[Extracted data entries]

** Start **

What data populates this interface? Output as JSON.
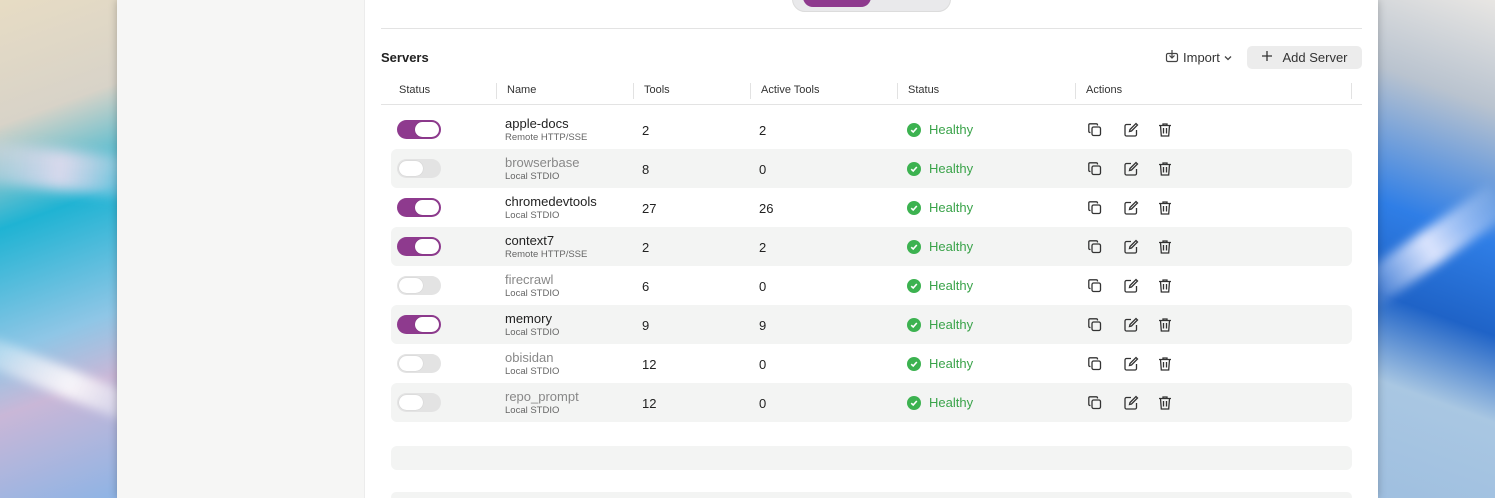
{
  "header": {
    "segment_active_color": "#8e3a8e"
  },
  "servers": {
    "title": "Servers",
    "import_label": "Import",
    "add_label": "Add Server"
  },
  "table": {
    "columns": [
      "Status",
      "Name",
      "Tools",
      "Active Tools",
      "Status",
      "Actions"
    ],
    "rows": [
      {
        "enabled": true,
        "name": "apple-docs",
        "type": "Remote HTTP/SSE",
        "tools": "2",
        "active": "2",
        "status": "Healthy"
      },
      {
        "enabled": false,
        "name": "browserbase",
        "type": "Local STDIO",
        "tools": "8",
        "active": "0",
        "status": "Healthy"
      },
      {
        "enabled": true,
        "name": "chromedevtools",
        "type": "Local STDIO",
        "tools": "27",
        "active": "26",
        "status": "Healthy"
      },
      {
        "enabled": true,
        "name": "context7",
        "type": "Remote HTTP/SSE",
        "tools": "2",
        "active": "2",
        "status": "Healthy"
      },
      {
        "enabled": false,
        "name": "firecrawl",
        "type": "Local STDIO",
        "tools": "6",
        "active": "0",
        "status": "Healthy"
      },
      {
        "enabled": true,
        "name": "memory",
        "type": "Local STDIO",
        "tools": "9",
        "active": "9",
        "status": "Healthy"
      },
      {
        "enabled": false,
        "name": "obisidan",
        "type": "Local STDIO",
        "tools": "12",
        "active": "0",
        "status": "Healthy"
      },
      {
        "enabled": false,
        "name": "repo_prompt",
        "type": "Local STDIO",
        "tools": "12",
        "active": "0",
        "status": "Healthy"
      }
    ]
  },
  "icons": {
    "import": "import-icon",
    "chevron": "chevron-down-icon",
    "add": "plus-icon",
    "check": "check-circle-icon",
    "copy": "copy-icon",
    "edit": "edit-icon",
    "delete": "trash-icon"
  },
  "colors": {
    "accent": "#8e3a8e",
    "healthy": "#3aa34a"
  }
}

** End **
** Start **

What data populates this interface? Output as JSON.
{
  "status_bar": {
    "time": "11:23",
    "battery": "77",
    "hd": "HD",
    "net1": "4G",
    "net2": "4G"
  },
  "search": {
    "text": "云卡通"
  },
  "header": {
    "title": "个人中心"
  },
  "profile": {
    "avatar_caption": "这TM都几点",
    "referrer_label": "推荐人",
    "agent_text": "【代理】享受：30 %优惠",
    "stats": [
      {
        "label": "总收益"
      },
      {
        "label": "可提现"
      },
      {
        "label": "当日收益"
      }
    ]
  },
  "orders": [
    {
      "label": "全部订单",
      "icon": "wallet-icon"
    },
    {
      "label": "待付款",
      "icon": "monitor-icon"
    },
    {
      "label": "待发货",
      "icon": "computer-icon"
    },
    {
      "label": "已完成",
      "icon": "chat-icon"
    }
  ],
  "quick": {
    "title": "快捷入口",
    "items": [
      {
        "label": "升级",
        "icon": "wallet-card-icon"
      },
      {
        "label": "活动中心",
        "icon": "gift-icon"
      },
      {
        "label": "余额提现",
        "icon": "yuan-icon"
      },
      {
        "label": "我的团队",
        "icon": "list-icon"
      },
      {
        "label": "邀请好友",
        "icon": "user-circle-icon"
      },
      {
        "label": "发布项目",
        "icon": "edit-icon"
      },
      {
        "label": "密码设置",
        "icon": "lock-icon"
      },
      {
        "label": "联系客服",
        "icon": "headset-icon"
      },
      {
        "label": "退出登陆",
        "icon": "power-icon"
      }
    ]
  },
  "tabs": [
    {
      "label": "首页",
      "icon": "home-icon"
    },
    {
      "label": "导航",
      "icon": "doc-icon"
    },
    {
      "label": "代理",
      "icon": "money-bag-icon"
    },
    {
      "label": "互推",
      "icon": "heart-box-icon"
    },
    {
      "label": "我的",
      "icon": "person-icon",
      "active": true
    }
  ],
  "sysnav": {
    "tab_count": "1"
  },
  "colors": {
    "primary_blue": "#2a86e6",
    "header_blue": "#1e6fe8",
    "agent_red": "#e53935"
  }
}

** End **

WORK TO BE COMPLETED: Check each line of the entries for the string "wallet". Copy the lines that have it.

RESULT FOR THIS EXERCISE:
      "icon": "wallet-icon"
        "icon": "wallet-card-icon"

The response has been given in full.